Text excerpt:
Polystyrene microplastics facilitate the chemical journey of phthalates through vegetable and aggravate phytotoxicity
This study showed that polystyrene microplastics in soil can absorb and carry phthalates (harmful chemicals used in plastics) into vegetable crops, increasing the amount of these toxic chemicals in the edible parts of the plants. The combination of microplastics and phthalates together was more damaging to plant health than either pollutant alone. This is concerning for human health because it means microplastics could be increasing our exposure to toxic chemicals through the vegetables we eat.
Effects of charged polystyrene microplastics on the bioavailability of dufulin in tomato plant
Researchers studied how differently charged polystyrene microplastics affect the uptake of a pesticide called Dufulin in hydroponic tomato plants. They found that all types of microplastics reduced plant growth and decreased the amount of pesticide absorbed by the tomatoes, with negatively charged particles having the strongest effect. The study suggests that microplastics in agricultural systems may alter how pesticides accumulate in food crops.
Polystyrene micro(nano)plastics mitigate DEHP phytotoxicity and enhance its phytoremediation by pak choi.
This study found that polystyrene micro(nano)plastics reduced the phytotoxicity of the plasticizer DEHP on pak choi while simultaneously enhancing plant uptake of DEHP, altering both soil enzyme activity and microbial communities. The results suggested that MNPs can modify the environmental fate and bioavailability of co-occurring organic pollutants.

Information provided:
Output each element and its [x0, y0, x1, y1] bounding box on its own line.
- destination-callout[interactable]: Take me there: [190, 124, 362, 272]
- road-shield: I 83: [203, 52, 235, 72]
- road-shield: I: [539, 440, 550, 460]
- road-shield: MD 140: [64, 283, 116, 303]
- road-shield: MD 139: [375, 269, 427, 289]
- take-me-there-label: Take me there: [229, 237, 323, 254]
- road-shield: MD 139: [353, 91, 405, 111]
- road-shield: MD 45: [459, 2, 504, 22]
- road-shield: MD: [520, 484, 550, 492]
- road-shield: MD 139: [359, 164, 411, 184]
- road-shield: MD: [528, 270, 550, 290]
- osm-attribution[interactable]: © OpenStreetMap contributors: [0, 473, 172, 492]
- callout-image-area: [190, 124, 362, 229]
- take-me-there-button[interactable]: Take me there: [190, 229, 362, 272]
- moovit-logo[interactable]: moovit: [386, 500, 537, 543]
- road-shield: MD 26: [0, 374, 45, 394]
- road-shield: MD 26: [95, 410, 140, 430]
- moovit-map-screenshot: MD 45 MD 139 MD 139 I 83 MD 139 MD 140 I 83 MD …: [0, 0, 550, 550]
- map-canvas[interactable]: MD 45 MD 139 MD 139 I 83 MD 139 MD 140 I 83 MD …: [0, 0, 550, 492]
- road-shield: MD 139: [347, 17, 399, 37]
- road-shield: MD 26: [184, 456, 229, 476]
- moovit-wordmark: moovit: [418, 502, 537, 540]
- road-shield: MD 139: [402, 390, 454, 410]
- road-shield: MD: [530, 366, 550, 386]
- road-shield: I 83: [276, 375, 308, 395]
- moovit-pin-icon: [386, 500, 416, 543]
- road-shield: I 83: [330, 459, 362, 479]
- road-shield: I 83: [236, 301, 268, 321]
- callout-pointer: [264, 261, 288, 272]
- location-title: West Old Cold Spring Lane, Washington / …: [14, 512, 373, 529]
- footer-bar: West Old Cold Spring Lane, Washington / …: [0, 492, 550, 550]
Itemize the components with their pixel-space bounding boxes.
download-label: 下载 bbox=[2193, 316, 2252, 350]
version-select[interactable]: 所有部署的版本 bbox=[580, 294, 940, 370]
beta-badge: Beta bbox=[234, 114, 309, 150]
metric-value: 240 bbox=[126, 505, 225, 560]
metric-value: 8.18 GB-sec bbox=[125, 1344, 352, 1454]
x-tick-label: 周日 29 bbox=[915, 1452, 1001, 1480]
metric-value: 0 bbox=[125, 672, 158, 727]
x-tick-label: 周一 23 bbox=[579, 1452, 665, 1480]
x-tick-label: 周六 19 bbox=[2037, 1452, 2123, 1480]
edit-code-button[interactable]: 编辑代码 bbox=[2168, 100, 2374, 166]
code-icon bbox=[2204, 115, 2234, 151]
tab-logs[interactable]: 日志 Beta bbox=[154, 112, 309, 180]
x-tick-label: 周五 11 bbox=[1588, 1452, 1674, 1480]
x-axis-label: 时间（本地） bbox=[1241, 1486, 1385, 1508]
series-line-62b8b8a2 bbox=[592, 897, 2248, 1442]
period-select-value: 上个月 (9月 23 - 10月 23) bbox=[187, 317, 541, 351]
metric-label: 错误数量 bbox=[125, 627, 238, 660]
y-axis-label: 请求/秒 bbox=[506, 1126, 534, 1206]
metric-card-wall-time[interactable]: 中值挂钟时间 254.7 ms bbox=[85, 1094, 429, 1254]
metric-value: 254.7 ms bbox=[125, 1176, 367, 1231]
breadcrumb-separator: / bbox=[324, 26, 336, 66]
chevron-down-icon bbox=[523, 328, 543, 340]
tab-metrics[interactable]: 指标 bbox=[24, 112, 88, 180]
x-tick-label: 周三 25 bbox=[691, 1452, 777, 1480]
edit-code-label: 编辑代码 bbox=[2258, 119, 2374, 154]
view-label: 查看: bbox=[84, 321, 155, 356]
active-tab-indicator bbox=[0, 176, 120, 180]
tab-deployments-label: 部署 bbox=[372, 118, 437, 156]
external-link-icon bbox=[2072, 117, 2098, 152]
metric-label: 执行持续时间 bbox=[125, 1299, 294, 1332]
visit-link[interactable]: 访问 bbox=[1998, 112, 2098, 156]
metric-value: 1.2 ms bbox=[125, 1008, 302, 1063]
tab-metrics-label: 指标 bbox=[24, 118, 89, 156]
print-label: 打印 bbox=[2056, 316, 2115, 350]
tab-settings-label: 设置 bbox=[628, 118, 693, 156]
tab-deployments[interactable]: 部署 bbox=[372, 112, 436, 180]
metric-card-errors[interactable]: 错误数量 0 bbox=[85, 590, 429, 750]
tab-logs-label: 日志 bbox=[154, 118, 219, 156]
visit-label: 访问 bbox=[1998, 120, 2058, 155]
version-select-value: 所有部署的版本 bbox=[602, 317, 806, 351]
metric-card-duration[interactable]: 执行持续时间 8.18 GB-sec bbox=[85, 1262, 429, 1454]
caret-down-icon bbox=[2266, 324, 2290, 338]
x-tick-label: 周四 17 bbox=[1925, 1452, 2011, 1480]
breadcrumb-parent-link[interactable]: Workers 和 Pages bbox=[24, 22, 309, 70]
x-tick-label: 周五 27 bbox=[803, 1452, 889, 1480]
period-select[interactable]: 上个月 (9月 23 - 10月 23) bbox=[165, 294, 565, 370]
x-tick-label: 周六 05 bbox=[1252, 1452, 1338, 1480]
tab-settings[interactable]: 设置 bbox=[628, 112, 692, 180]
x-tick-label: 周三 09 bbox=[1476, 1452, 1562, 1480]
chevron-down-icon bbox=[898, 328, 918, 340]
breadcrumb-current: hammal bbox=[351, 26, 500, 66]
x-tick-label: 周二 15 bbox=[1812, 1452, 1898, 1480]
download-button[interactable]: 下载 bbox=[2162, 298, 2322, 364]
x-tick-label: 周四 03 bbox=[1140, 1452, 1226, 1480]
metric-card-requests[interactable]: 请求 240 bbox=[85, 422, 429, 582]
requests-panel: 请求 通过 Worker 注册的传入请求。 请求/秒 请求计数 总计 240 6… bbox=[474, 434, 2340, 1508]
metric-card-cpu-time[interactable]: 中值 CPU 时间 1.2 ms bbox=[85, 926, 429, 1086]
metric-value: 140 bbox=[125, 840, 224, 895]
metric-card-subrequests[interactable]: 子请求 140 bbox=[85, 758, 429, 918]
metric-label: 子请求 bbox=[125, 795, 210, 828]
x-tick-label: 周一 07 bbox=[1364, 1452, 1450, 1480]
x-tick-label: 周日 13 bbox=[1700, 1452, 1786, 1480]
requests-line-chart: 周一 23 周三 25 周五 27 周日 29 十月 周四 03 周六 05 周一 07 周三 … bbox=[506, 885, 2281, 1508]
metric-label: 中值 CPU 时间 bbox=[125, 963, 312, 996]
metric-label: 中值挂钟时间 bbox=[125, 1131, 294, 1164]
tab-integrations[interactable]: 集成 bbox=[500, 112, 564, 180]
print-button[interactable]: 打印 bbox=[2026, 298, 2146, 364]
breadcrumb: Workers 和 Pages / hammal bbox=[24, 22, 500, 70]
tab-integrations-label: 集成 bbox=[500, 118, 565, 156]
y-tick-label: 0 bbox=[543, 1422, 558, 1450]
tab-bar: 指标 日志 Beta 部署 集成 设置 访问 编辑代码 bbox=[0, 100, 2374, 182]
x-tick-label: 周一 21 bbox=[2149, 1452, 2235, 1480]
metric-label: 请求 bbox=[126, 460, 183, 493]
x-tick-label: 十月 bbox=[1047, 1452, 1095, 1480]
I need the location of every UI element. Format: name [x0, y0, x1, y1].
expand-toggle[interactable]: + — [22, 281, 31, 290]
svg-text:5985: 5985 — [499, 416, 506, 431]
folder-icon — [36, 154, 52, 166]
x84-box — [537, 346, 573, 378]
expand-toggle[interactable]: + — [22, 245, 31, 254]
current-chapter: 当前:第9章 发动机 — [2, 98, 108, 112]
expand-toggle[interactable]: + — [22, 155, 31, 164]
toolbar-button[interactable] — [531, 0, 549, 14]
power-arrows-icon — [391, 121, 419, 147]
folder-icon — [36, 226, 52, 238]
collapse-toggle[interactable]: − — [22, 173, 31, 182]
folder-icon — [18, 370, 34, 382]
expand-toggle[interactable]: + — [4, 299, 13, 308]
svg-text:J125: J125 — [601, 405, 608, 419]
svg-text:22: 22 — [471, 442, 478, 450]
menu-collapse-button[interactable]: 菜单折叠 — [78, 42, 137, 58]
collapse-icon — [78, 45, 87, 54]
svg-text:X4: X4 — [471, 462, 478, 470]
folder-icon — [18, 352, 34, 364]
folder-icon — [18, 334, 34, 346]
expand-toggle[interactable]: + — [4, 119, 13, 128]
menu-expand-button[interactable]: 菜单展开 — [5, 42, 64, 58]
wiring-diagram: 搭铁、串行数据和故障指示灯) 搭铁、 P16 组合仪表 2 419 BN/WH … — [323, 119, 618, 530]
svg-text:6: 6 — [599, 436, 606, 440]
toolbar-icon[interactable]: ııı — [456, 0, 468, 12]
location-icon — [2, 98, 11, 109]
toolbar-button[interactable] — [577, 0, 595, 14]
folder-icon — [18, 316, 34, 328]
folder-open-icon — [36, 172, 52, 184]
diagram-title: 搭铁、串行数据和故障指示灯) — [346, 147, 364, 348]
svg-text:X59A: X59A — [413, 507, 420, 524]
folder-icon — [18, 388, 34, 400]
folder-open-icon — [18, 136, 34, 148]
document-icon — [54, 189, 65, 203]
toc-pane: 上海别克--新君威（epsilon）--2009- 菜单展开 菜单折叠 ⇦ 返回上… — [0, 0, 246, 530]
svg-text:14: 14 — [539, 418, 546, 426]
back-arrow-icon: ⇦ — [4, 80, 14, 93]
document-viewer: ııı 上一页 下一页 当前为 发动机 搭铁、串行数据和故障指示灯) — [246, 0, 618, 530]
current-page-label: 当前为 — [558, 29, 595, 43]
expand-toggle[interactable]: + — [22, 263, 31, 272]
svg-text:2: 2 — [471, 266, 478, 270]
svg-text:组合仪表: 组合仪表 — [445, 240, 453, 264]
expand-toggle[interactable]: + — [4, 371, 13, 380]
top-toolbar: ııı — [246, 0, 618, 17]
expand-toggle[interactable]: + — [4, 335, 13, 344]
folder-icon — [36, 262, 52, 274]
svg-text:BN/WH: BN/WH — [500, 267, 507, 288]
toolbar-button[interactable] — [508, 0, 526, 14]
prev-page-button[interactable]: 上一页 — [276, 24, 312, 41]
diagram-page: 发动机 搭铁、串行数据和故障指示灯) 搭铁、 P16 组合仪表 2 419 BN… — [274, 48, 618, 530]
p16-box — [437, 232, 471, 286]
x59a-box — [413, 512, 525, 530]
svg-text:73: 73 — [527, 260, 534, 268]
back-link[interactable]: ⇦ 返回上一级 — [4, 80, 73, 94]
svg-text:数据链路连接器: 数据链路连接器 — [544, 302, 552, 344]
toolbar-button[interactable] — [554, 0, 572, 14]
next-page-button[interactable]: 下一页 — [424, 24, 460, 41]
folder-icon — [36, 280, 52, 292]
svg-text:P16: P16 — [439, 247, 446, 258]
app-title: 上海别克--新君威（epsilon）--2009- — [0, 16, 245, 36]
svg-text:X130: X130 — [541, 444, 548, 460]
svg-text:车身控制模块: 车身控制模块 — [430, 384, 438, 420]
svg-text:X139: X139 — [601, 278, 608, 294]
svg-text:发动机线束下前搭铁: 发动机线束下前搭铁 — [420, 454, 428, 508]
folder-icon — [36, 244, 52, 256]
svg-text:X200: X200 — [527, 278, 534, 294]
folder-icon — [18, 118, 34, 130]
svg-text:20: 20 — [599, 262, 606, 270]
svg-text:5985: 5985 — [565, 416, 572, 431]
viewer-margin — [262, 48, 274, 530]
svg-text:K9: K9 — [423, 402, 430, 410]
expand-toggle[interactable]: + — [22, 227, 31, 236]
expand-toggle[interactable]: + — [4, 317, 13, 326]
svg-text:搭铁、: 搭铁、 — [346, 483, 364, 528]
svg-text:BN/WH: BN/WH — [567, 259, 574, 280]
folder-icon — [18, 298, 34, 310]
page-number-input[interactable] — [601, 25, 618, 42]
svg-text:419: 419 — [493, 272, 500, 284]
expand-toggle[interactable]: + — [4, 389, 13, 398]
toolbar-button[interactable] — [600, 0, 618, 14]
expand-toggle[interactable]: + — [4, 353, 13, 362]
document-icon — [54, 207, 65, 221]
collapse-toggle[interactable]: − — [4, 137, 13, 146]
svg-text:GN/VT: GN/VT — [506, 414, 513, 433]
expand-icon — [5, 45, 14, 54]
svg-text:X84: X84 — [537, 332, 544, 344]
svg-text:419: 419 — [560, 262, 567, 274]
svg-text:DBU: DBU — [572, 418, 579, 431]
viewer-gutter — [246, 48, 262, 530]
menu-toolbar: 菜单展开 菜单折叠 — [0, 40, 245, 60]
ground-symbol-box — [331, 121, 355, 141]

Work order A:
Answer these questions using the microplastics study summaries:
(i) In the tomato study, which type of charged particles had the strongest effect?
(ii) What vegetable was used in the study on DEHP?
(iii) In the study on phthalates, how did the combination of microplastics and phthalates compare with either pollutant alone?
Work order B: Quote everything in the microplastics study summaries from "Effects of charged" down to "in food crops.", word for word.

Response A:
(i) Negatively charged particles.
(ii) Pak choi.
(iii) It was more damaging to plant health.

Response B:
Effects of charged polystyrene microplastics on the bioavailability of dufulin in tomato plant
Researchers studied how differently charged polystyrene microplastics affect the uptake of a pesticide called Dufulin in hydroponic tomato plants. They found that all types of microplastics reduced plant growth and decreased the amount of pesticide absorbed by the tomatoes, with negatively charged particles having the strongest effect. The study suggests that microplastics in agricultural systems may alter how pesticides accumulate in food crops.